Rewrite the records, starting at the first line and ending at the line that contains "428, 134, 443]", with "interactable" changed to "clickable" and everything else left the same.

• [TASK INPUTS]

◇ ◇ ◇ ◇

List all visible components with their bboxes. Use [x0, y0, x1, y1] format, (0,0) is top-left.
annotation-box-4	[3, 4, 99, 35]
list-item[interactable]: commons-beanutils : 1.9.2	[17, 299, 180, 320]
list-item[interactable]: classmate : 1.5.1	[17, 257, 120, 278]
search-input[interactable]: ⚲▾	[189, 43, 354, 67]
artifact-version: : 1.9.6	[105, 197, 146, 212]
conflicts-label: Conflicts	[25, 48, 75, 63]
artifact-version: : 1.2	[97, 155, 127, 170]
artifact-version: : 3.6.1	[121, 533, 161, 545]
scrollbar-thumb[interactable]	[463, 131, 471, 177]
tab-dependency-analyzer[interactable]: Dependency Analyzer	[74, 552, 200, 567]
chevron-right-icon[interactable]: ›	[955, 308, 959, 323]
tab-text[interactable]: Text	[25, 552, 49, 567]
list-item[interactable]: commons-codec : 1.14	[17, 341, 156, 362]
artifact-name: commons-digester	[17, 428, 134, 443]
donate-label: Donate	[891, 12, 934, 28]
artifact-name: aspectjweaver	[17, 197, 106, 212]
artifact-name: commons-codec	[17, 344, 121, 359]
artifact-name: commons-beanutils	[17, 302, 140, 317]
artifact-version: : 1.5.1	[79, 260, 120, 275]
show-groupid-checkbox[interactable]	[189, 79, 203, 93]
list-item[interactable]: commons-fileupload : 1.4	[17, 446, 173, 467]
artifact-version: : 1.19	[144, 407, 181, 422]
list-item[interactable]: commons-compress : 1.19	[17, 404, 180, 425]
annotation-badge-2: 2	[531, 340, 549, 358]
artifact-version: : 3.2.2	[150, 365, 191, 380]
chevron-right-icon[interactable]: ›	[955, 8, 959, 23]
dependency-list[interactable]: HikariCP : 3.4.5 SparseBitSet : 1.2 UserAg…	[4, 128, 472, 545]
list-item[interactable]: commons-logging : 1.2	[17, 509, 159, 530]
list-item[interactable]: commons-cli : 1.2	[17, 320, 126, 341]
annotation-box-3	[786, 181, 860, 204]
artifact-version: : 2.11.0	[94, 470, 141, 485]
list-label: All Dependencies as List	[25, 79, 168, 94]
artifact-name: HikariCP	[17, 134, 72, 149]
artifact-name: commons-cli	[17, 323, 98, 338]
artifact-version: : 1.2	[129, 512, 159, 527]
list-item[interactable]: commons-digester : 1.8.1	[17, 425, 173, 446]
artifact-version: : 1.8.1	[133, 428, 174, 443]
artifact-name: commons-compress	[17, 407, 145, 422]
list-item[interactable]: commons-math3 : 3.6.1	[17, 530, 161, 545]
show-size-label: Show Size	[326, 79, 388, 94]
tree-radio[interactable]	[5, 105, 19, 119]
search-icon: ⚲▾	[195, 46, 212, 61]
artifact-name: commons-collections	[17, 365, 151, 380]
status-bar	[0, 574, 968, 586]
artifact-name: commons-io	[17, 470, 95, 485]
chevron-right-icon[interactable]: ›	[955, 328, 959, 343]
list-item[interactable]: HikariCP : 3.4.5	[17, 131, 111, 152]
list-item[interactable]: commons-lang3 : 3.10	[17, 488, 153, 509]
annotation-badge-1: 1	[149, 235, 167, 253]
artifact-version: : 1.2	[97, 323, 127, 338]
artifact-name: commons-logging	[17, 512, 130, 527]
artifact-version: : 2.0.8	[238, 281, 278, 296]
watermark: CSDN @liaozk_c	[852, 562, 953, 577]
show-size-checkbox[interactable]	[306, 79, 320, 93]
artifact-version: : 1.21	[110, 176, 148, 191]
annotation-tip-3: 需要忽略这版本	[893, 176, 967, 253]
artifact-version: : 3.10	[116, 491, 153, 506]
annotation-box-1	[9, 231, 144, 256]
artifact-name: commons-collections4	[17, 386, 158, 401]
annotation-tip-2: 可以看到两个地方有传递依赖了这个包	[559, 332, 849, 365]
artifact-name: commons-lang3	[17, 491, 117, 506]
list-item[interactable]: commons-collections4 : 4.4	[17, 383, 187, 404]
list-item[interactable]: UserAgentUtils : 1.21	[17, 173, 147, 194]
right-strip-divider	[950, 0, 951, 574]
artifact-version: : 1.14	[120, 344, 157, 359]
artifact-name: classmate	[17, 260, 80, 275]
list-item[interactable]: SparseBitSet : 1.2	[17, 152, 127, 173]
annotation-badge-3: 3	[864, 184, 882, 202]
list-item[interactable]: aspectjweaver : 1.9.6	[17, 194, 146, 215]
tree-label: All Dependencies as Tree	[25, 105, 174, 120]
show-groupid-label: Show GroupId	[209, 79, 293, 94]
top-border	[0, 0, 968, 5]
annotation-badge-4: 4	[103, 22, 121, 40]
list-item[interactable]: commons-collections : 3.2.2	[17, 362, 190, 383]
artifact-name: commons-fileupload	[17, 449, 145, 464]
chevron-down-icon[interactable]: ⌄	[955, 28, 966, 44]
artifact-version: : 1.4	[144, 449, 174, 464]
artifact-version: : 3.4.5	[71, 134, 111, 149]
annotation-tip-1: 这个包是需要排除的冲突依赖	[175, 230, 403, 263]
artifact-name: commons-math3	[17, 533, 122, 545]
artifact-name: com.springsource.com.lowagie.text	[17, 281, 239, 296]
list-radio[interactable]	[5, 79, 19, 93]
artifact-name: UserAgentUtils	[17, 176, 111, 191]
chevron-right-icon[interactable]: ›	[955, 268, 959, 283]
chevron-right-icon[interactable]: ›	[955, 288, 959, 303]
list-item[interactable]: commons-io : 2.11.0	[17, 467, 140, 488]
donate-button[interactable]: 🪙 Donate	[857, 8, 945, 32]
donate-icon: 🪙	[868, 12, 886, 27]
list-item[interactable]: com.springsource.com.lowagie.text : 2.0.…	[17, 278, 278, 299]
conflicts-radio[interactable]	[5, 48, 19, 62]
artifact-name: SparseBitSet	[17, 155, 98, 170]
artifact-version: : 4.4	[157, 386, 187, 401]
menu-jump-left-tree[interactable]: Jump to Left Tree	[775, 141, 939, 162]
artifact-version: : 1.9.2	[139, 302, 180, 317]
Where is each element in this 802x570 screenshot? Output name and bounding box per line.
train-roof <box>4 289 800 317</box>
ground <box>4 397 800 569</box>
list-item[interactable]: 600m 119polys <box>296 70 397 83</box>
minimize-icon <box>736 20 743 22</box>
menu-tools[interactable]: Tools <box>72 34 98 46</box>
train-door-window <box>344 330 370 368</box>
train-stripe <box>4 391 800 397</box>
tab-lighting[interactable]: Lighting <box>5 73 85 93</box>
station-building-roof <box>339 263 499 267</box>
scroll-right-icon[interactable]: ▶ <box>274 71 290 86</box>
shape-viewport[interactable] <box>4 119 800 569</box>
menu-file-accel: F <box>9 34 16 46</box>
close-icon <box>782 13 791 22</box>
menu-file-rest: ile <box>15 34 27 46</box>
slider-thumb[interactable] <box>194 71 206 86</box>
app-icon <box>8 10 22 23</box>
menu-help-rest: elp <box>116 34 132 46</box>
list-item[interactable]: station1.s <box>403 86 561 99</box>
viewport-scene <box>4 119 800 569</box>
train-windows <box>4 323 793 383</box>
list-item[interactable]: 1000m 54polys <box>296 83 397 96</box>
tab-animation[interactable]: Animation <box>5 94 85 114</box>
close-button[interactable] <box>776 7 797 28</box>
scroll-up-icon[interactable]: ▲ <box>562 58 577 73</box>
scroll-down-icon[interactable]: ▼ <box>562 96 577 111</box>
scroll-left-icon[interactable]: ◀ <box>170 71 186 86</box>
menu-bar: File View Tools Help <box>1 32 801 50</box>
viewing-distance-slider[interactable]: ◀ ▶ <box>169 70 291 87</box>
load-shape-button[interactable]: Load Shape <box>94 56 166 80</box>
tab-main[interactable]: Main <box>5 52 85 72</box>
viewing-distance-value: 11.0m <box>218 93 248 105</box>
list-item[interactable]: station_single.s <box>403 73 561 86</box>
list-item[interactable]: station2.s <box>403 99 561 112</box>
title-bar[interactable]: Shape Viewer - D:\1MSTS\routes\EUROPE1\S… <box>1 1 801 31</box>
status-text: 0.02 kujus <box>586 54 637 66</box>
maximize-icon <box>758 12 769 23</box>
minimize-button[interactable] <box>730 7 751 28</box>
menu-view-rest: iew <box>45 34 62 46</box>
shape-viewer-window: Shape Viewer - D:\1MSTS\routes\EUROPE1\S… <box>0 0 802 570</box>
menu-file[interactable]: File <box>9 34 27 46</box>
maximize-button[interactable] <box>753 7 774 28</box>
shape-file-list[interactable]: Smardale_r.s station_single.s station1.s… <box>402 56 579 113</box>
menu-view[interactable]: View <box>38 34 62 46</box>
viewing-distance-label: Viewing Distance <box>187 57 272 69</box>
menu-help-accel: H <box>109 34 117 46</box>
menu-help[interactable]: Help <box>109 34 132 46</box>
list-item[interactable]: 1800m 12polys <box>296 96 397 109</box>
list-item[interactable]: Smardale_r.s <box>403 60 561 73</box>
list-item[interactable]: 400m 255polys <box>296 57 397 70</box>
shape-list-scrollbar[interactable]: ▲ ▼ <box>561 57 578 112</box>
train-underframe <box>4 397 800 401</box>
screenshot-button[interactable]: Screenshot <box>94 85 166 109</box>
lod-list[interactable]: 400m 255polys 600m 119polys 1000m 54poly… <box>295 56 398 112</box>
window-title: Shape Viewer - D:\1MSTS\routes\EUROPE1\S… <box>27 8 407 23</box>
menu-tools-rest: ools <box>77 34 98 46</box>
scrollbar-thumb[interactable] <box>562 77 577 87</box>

◇ ◇ ◇ ◇

• [FINISHED EXERCISE]
List all visible components with their bboxes. Use [x0, y0, x1, y1] format, (0,0) is top-left.
annotation-box-4	[3, 4, 99, 35]
list-item[clickable]: commons-beanutils : 1.9.2	[17, 299, 180, 320]
list-item[clickable]: classmate : 1.5.1	[17, 257, 120, 278]
search-input[clickable]: ⚲▾	[189, 43, 354, 67]
artifact-version: : 1.9.6	[105, 197, 146, 212]
conflicts-label: Conflicts	[25, 48, 75, 63]
artifact-version: : 1.2	[97, 155, 127, 170]
artifact-version: : 3.6.1	[121, 533, 161, 545]
scrollbar-thumb[clickable]	[463, 131, 471, 177]
tab-dependency-analyzer[clickable]: Dependency Analyzer	[74, 552, 200, 567]
chevron-right-icon[clickable]: ›	[955, 308, 959, 323]
tab-text[clickable]: Text	[25, 552, 49, 567]
list-item[clickable]: commons-codec : 1.14	[17, 341, 156, 362]
artifact-name: commons-digester	[17, 428, 134, 443]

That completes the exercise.